Kısa alıştırma: Hristiyanlık üzerine olan metinde "Tevrat’a baktığımızda da" ifadesinden "var olmaya başlamıştır." ifadesine kadar uzanan kısmı hiç değiştirmeden aktarın.

Alıntı metin:
┄┄┄┄┄┄┄┄┄┄

NEDEN HRİSTİYANLIK? HRİSTİYANLIK NEDEN DOĞRUDUR?

Hristiyanlık Nedir?

Bilindiği gibi Hristiyanlık, kendisinden önceki vahiy edilen ve halk arasında Tevrat ve Zebur olarak bilinen Eski Antlaşma’yı Tanrı Sözü olarak kabul etmektedir (Zaten Hristiyanlık inancı Yahudi inancının devamı ve tamamlayıcısı niteliğindedir).

Tevrat’a baktığımızda da insanlık tarihinin öyküsü Adem ve Havva ile başlamıştır. Adem ile Havva, Tanrı tarafından yaratılmışlardır ve Tanrı ile harika bir, “ilişkileri” vardır. Aynı zamanda Aden bahçesinde Tanrı ile birliktedirler. Fakat Şeytan onların yanına gelip onları ayartmıştır. Ama aynı zamanda onlar da kendi iradeleri ile Tanrı’nın, yeme, dediği ağaçtan yedikleri için günaha düşmüş ve Tanrı’ya isyan etmiştirler. Tanrı, Adem’i başta uyarmış ve eğer bahçenin ortasındaki ağacın meyvesini yerse öleceklerini söylemiştir. [1] Ölümün, insanoğlunun yaşamına ilk atası aracılığıyla girmesiyle, insanoğlu ölüme mahkum olmuş ve Tanrı ile sahip olduğu o harika ilişki bozulmuştur. Adem ve Havva’nın bu itaatsizliği nedeniyle toprak lanetlenmiş ve acı yeryüzünde var olmaya başlamıştır.

Neden Hristiyanlık

Neden Hristiyanlık doğru bir inançtır?

Peki O Zaman Kurtuluş Nasıl Olacak?

İşte Tanrı bu noktada şunları söyler:

Bunun üzerine RAB Tanrı yılana,
“Bu yaptığından ötürü
Bütün evcil ve yabanıl hayvanların
En lanetlisi sen olacaksın” dedi,
“Karnının üzerinde sürünecek,
Yaşamın boyunca toprak yiyeceksin.
Seninle kadını, onun soyuyla senin soyunu
Birbirinize düşman edeceğim.
Onun soyu senin başını ezecek,
Sen onun topuğuna saldıracaksın.” [2]

Tanrı, ilk günahtan sonra bir vaatte bulunmuştur ve kadının soyundan gelecek olan kişiden bahsetmiştir. Bunun anlamı şuydu: “İnsan günah işledi ve Tanrı’nın yüceliğinden yoksun kaldı. [3] Adem ve onun soyu da günah işlemişti. Bu yüzden günahlı insanı kurtaracak birine ihtiyaç vardı. Bu mesaj ilk anda çok açık olmamakla birlikte, zamanla Tanrı peygamberler aracılığıyla amacını ve tasarısını insanlığa açıklamıştır.

┄┄┄┄┄┄┄┄┄┄

Veri bloğu:
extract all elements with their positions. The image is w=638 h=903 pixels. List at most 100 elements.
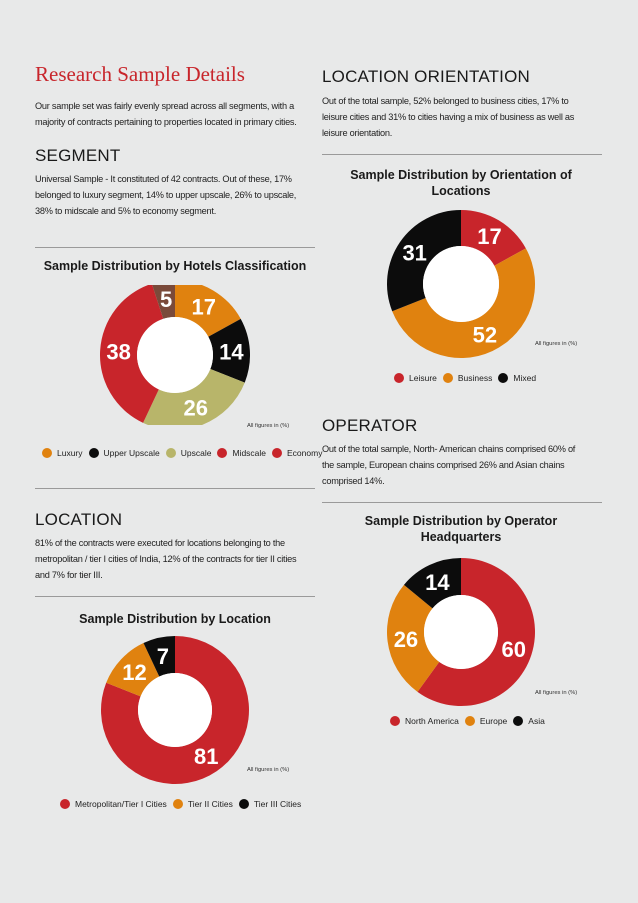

┄┄┄┄┄┄┄┄┄┄

Beklenen cevap:
Tevrat’a baktığımızda da insanlık tarihinin öyküsü Adem ve Havva ile başlamıştır. Adem ile Havva, Tanrı tarafından yaratılmışlardır ve Tanrı ile harika bir, “ilişkileri” vardır. Aynı zamanda Aden bahçesinde Tanrı ile birliktedirler. Fakat Şeytan onların yanına gelip onları ayartmıştır. Ama aynı zamanda onlar da kendi iradeleri ile Tanrı’nın, yeme, dediği ağaçtan yedikleri için günaha düşmüş ve Tanrı’ya isyan etmiştirler. Tanrı, Adem’i başta uyarmış ve eğer bahçenin ortasındaki ağacın meyvesini yerse öleceklerini söylemiştir. [1] Ölümün, insanoğlunun yaşamına ilk atası aracılığıyla girmesiyle, insanoğlu ölüme mahkum olmuş ve Tanrı ile sahip olduğu o harika ilişki bozulmuştur. Adem ve Havva’nın bu itaatsizliği nedeniyle toprak lanetlenmiş ve acı yeryüzünde var olmaya başlamıştır.